• Task data:
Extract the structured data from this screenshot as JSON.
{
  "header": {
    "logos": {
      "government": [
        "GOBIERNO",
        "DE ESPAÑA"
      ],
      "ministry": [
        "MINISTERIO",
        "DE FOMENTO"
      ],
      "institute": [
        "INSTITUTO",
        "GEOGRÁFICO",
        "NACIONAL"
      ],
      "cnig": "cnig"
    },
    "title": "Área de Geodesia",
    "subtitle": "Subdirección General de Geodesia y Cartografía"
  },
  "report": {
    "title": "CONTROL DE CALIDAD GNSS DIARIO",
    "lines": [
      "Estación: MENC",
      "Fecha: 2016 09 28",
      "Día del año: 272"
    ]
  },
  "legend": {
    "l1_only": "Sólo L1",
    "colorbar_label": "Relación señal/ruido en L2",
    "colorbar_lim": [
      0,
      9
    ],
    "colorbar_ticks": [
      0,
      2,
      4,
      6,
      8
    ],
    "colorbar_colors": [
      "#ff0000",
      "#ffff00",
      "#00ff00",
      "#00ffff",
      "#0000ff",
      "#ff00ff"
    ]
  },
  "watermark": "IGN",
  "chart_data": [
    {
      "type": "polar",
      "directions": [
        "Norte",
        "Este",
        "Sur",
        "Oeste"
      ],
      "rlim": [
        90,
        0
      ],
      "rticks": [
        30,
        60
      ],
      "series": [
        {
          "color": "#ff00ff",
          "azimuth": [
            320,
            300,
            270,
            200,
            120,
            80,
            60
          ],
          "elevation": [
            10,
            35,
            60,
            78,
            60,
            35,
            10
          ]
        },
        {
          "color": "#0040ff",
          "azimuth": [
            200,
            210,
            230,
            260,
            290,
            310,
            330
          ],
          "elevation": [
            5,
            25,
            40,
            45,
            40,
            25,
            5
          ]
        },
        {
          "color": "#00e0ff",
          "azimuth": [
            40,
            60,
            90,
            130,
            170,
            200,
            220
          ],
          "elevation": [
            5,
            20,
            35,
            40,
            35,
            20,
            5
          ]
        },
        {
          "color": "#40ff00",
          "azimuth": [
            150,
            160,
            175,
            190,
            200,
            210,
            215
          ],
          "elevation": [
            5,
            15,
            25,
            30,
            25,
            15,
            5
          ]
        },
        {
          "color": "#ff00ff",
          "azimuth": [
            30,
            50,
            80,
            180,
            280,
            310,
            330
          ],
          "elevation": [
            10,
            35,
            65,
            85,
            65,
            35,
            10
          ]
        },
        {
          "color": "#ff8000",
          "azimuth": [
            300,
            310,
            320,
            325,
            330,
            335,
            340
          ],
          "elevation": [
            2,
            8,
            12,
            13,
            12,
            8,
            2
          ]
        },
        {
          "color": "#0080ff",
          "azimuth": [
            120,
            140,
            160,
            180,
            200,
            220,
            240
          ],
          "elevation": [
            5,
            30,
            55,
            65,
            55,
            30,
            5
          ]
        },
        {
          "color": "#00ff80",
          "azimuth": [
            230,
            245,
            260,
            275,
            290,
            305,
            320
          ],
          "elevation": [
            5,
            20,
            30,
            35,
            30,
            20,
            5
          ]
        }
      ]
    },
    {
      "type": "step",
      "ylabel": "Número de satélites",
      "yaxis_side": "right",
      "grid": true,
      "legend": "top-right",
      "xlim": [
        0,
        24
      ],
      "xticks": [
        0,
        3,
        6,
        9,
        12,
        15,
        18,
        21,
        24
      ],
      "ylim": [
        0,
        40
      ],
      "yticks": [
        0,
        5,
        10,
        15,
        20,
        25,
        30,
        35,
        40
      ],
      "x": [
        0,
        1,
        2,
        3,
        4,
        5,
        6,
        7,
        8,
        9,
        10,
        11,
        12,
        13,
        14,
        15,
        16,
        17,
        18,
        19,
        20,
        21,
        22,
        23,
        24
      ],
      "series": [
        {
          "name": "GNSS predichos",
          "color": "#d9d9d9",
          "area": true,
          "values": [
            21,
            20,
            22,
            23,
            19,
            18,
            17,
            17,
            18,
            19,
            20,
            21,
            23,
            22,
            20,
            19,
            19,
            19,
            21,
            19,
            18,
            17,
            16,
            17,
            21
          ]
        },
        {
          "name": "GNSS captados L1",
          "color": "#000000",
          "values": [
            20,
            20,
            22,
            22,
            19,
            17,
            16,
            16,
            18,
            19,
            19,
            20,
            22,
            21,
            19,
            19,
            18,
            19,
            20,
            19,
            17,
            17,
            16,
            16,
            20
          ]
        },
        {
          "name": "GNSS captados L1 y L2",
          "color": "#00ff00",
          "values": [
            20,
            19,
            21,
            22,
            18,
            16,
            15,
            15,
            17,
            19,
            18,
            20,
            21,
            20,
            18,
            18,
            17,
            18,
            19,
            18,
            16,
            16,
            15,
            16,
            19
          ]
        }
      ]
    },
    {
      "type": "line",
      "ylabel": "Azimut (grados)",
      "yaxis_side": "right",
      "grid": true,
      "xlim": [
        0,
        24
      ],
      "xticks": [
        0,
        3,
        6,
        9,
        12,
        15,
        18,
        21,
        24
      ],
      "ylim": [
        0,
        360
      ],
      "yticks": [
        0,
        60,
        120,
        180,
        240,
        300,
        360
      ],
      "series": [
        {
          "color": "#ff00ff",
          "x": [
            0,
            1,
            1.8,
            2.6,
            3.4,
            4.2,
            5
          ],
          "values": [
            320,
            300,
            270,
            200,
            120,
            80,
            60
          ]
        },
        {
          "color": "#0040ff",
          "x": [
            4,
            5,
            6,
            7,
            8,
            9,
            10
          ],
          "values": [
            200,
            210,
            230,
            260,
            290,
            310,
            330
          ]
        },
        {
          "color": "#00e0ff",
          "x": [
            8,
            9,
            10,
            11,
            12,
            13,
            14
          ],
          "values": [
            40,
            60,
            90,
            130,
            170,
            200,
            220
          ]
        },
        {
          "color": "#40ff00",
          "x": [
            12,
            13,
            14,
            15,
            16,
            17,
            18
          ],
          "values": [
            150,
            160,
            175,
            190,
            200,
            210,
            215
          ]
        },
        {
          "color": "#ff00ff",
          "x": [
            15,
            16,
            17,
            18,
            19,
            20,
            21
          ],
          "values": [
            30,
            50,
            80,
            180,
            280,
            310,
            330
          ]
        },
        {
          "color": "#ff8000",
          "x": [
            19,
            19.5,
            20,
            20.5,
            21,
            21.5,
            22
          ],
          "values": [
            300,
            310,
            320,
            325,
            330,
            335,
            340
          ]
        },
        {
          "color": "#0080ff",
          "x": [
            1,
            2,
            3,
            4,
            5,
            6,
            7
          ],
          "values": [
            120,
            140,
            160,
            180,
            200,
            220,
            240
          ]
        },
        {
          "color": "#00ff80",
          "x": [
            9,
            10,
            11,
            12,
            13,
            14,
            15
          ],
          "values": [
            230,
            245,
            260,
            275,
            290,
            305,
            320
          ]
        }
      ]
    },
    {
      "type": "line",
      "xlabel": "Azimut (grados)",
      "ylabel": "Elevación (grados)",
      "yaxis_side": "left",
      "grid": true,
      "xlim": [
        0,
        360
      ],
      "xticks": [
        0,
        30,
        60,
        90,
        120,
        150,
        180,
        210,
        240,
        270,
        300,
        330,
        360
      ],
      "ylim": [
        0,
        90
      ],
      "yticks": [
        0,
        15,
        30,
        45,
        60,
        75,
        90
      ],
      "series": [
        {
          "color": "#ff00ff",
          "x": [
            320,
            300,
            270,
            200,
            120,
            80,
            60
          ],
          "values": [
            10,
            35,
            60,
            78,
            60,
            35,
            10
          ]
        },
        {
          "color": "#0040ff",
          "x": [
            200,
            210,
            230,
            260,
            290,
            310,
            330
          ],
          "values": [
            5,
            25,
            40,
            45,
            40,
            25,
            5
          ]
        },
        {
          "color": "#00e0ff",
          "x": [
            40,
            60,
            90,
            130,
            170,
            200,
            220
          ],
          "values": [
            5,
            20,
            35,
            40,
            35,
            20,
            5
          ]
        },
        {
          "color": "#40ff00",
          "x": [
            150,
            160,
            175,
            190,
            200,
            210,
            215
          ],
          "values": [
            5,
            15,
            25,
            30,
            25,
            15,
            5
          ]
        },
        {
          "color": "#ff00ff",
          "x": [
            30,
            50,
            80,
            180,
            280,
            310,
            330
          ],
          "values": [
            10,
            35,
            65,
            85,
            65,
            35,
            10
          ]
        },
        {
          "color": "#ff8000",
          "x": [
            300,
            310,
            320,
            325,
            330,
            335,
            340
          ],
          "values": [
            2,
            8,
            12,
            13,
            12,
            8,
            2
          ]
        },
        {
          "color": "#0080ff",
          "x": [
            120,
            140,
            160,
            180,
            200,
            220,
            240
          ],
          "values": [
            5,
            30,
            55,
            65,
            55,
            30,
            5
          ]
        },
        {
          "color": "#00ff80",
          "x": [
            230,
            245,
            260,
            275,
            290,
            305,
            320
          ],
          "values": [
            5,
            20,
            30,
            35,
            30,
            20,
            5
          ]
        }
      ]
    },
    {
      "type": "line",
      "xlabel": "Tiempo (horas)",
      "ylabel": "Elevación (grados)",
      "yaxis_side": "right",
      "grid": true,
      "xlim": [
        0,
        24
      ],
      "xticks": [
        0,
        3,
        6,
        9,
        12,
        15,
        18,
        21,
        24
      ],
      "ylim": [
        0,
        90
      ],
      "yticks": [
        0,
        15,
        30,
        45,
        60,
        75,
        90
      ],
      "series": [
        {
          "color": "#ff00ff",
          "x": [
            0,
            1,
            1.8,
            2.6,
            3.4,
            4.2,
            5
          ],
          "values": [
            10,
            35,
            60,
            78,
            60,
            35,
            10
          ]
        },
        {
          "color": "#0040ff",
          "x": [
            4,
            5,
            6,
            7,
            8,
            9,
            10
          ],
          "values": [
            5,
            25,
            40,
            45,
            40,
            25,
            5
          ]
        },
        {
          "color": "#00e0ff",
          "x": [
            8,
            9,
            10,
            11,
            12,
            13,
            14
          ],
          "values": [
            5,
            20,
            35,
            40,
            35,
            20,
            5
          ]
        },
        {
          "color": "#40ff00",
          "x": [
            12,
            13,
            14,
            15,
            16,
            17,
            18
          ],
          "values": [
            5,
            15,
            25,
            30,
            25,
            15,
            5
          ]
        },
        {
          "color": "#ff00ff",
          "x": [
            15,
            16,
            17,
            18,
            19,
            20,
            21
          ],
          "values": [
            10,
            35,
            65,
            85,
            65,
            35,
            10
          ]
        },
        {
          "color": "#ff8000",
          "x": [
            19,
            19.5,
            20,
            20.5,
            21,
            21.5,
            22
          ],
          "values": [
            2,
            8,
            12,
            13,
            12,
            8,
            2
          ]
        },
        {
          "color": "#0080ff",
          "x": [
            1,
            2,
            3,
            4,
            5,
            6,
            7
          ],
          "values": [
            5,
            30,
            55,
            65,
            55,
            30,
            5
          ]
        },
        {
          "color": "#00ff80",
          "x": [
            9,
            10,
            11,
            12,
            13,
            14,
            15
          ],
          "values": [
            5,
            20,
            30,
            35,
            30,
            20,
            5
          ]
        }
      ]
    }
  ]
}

* * *

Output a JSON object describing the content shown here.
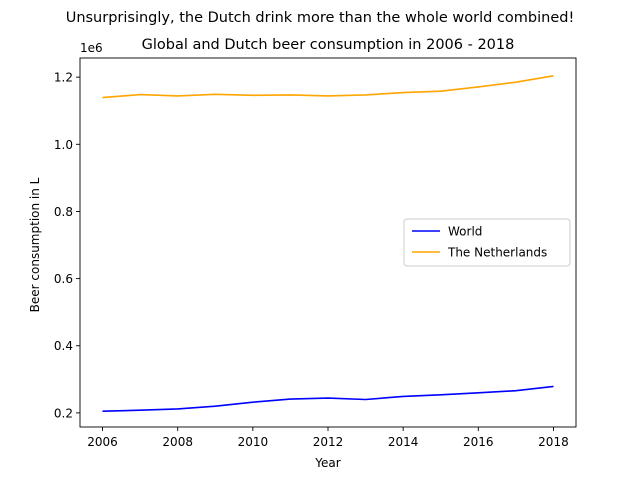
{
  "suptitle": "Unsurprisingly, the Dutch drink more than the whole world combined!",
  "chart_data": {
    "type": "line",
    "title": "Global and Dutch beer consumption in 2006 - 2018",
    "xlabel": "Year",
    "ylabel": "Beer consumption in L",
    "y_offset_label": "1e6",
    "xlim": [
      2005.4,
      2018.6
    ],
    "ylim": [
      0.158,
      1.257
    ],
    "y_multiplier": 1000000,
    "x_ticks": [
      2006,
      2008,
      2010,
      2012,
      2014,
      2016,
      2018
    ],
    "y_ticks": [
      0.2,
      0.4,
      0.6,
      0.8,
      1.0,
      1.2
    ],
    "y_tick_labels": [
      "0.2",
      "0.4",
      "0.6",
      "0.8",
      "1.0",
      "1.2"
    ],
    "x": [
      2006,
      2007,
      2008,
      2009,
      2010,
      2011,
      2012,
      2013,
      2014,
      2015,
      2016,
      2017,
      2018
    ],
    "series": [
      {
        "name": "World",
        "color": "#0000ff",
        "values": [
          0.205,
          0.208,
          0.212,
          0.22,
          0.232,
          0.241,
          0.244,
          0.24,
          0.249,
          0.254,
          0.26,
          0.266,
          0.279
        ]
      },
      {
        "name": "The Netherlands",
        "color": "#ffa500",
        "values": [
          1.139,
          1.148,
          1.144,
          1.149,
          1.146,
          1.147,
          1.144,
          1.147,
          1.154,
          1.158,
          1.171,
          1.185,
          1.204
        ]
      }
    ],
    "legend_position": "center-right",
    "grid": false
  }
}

• Brief: Return all the lines that contain the string "JSON".

• Task result:
Extract the structured data from this screenshot as JSON.
Output a JSON object describing the content shown here.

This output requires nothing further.